■ PROBLEM TO WORK ON
Print out the entries below with no edits.

■ DATA EXCERPTS

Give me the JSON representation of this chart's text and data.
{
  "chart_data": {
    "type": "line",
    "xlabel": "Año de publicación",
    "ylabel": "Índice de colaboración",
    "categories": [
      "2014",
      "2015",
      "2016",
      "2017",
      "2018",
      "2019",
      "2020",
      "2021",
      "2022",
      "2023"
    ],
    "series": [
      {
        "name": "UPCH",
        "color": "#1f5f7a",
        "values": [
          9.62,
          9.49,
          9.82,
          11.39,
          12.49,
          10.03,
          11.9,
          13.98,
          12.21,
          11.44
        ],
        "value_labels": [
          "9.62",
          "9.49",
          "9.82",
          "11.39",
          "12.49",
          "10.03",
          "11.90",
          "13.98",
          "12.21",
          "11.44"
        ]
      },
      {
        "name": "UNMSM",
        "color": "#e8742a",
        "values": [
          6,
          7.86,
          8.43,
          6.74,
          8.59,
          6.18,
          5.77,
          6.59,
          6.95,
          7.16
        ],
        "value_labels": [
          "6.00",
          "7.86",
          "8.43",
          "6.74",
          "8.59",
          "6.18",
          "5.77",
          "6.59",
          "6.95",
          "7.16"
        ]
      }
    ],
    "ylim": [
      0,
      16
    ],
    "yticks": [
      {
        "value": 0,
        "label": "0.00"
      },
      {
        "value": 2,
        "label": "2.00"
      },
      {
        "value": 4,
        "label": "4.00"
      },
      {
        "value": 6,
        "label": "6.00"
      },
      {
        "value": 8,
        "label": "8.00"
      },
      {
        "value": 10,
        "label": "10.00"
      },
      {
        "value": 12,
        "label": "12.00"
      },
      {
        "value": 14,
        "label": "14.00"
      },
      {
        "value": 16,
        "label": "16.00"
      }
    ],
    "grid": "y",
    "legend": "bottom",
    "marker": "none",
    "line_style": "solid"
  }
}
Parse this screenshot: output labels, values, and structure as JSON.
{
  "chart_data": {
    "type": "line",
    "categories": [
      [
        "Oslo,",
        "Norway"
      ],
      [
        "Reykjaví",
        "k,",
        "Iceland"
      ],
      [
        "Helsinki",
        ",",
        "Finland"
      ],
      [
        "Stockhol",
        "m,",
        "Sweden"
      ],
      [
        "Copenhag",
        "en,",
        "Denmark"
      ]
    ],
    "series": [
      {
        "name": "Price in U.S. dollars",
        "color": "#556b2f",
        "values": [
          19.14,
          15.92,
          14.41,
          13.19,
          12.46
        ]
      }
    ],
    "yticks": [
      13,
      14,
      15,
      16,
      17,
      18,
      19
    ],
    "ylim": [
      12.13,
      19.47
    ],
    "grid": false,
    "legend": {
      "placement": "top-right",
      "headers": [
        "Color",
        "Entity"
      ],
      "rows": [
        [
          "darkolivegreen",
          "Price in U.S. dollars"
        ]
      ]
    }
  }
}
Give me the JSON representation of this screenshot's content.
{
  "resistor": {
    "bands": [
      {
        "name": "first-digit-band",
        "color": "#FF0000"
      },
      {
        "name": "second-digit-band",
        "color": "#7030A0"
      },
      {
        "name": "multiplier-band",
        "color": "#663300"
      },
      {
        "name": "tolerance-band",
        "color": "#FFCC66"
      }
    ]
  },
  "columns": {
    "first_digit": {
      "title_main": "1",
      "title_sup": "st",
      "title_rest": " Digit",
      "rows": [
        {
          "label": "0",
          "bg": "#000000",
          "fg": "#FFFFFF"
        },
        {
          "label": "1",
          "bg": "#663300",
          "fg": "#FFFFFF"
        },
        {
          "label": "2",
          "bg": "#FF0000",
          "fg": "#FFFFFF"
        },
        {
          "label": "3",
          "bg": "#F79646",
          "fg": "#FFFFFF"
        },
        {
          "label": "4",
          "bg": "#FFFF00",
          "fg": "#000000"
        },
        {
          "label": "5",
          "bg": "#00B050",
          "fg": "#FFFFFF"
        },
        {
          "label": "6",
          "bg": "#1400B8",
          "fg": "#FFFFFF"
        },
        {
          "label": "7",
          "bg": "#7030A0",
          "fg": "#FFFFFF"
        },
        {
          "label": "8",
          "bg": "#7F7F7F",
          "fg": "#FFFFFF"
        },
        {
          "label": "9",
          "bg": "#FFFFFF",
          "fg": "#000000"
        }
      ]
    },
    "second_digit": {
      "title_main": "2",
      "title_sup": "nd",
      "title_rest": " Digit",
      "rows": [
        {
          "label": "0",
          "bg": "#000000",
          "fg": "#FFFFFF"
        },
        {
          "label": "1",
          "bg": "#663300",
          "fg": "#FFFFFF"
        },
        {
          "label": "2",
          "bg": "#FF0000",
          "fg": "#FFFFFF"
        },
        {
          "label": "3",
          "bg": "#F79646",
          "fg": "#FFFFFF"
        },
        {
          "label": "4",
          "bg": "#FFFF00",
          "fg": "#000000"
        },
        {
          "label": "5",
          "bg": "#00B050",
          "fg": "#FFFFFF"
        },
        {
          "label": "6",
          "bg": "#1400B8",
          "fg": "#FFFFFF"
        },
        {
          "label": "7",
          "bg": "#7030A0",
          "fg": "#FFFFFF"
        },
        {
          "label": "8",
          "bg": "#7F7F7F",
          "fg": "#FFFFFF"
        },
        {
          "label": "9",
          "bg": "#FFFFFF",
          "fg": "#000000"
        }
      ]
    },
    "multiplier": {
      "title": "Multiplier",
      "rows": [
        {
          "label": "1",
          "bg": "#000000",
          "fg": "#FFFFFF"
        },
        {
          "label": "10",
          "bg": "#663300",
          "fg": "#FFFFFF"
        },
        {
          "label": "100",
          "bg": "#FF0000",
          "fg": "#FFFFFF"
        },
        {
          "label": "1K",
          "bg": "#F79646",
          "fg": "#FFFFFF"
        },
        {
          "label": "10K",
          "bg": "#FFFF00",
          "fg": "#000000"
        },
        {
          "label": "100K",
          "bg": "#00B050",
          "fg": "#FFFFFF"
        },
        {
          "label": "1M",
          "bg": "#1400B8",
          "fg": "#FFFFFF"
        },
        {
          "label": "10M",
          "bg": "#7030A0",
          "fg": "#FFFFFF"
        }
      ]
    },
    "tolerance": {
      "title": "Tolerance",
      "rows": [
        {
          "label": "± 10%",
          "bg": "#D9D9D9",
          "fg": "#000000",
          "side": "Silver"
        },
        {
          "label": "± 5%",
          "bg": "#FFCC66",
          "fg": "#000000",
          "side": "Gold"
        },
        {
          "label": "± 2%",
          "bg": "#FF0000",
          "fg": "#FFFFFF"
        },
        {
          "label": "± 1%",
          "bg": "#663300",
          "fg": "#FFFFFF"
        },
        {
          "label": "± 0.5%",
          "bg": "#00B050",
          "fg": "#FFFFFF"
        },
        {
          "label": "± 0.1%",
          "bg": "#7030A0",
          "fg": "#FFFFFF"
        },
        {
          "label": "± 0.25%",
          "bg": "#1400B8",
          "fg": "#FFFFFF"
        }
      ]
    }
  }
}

■ FULL ANSWER
Give me the JSON representation of this chart's text and data.
{
  "chart_data": {
    "type": "line",
    "xlabel": "Año de publicación",
    "ylabel": "Índice de colaboración",
    "categories": [
      "2014",
      "2015",
      "2016",
      "2017",
      "2018",
      "2019",
      "2020",
      "2021",
      "2022",
      "2023"
    ],
    "series": [
      {
        "name": "UPCH",
        "color": "#1f5f7a",
        "values": [
          9.62,
          9.49,
          9.82,
          11.39,
          12.49,
          10.03,
          11.9,
          13.98,
          12.21,
          11.44
        ],
        "value_labels": [
          "9.62",
          "9.49",
          "9.82",
          "11.39",
          "12.49",
          "10.03",
          "11.90",
          "13.98",
          "12.21",
          "11.44"
        ]
      },
      {
        "name": "UNMSM",
        "color": "#e8742a",
        "values": [
          6,
          7.86,
          8.43,
          6.74,
          8.59,
          6.18,
          5.77,
          6.59,
          6.95,
          7.16
        ],
        "value_labels": [
          "6.00",
          "7.86",
          "8.43",
          "6.74",
          "8.59",
          "6.18",
          "5.77",
          "6.59",
          "6.95",
          "7.16"
        ]
      }
    ],
    "ylim": [
      0,
      16
    ],
    "yticks": [
      {
        "value": 0,
        "label": "0.00"
      },
      {
        "value": 2,
        "label": "2.00"
      },
      {
        "value": 4,
        "label": "4.00"
      },
      {
        "value": 6,
        "label": "6.00"
      },
      {
        "value": 8,
        "label": "8.00"
      },
      {
        "value": 10,
        "label": "10.00"
      },
      {
        "value": 12,
        "label": "12.00"
      },
      {
        "value": 14,
        "label": "14.00"
      },
      {
        "value": 16,
        "label": "16.00"
      }
    ],
    "grid": "y",
    "legend": "bottom",
    "marker": "none",
    "line_style": "solid"
  }
}
Parse this screenshot: output labels, values, and structure as JSON.
{
  "chart_data": {
    "type": "line",
    "categories": [
      [
        "Oslo,",
        "Norway"
      ],
      [
        "Reykjaví",
        "k,",
        "Iceland"
      ],
      [
        "Helsinki",
        ",",
        "Finland"
      ],
      [
        "Stockhol",
        "m,",
        "Sweden"
      ],
      [
        "Copenhag",
        "en,",
        "Denmark"
      ]
    ],
    "series": [
      {
        "name": "Price in U.S. dollars",
        "color": "#556b2f",
        "values": [
          19.14,
          15.92,
          14.41,
          13.19,
          12.46
        ]
      }
    ],
    "yticks": [
      13,
      14,
      15,
      16,
      17,
      18,
      19
    ],
    "ylim": [
      12.13,
      19.47
    ],
    "grid": false,
    "legend": {
      "placement": "top-right",
      "headers": [
        "Color",
        "Entity"
      ],
      "rows": [
        [
          "darkolivegreen",
          "Price in U.S. dollars"
        ]
      ]
    }
  }
}
Give me the JSON representation of this screenshot's content.
{
  "resistor": {
    "bands": [
      {
        "name": "first-digit-band",
        "color": "#FF0000"
      },
      {
        "name": "second-digit-band",
        "color": "#7030A0"
      },
      {
        "name": "multiplier-band",
        "color": "#663300"
      },
      {
        "name": "tolerance-band",
        "color": "#FFCC66"
      }
    ]
  },
  "columns": {
    "first_digit": {
      "title_main": "1",
      "title_sup": "st",
      "title_rest": " Digit",
      "rows": [
        {
          "label": "0",
          "bg": "#000000",
          "fg": "#FFFFFF"
        },
        {
          "label": "1",
          "bg": "#663300",
          "fg": "#FFFFFF"
        },
        {
          "label": "2",
          "bg": "#FF0000",
          "fg": "#FFFFFF"
        },
        {
          "label": "3",
          "bg": "#F79646",
          "fg": "#FFFFFF"
        },
        {
          "label": "4",
          "bg": "#FFFF00",
          "fg": "#000000"
        },
        {
          "label": "5",
          "bg": "#00B050",
          "fg": "#FFFFFF"
        },
        {
          "label": "6",
          "bg": "#1400B8",
          "fg": "#FFFFFF"
        },
        {
          "label": "7",
          "bg": "#7030A0",
          "fg": "#FFFFFF"
        },
        {
          "label": "8",
          "bg": "#7F7F7F",
          "fg": "#FFFFFF"
        },
        {
          "label": "9",
          "bg": "#FFFFFF",
          "fg": "#000000"
        }
      ]
    },
    "second_digit": {
      "title_main": "2",
      "title_sup": "nd",
      "title_rest": " Digit",
      "rows": [
        {
          "label": "0",
          "bg": "#000000",
          "fg": "#FFFFFF"
        },
        {
          "label": "1",
          "bg": "#663300",
          "fg": "#FFFFFF"
        },
        {
          "label": "2",
          "bg": "#FF0000",
          "fg": "#FFFFFF"
        },
        {
          "label": "3",
          "bg": "#F79646",
          "fg": "#FFFFFF"
        },
        {
          "label": "4",
          "bg": "#FFFF00",
          "fg": "#000000"
        },
        {
          "label": "5",
          "bg": "#00B050",
          "fg": "#FFFFFF"
        },
        {
          "label": "6",
          "bg": "#1400B8",
          "fg": "#FFFFFF"
        },
        {
          "label": "7",
          "bg": "#7030A0",
          "fg": "#FFFFFF"
        },
        {
          "label": "8",
          "bg": "#7F7F7F",
          "fg": "#FFFFFF"
        },
        {
          "label": "9",
          "bg": "#FFFFFF",
          "fg": "#000000"
        }
      ]
    },
    "multiplier": {
      "title": "Multiplier",
      "rows": [
        {
          "label": "1",
          "bg": "#000000",
          "fg": "#FFFFFF"
        },
        {
          "label": "10",
          "bg": "#663300",
          "fg": "#FFFFFF"
        },
        {
          "label": "100",
          "bg": "#FF0000",
          "fg": "#FFFFFF"
        },
        {
          "label": "1K",
          "bg": "#F79646",
          "fg": "#FFFFFF"
        },
        {
          "label": "10K",
          "bg": "#FFFF00",
          "fg": "#000000"
        },
        {
          "label": "100K",
          "bg": "#00B050",
          "fg": "#FFFFFF"
        },
        {
          "label": "1M",
          "bg": "#1400B8",
          "fg": "#FFFFFF"
        },
        {
          "label": "10M",
          "bg": "#7030A0",
          "fg": "#FFFFFF"
        }
      ]
    },
    "tolerance": {
      "title": "Tolerance",
      "rows": [
        {
          "label": "± 10%",
          "bg": "#D9D9D9",
          "fg": "#000000",
          "side": "Silver"
        },
        {
          "label": "± 5%",
          "bg": "#FFCC66",
          "fg": "#000000",
          "side": "Gold"
        },
        {
          "label": "± 2%",
          "bg": "#FF0000",
          "fg": "#FFFFFF"
        },
        {
          "label": "± 1%",
          "bg": "#663300",
          "fg": "#FFFFFF"
        },
        {
          "label": "± 0.5%",
          "bg": "#00B050",
          "fg": "#FFFFFF"
        },
        {
          "label": "± 0.1%",
          "bg": "#7030A0",
          "fg": "#FFFFFF"
        },
        {
          "label": "± 0.25%",
          "bg": "#1400B8",
          "fg": "#FFFFFF"
        }
      ]
    }
  }
}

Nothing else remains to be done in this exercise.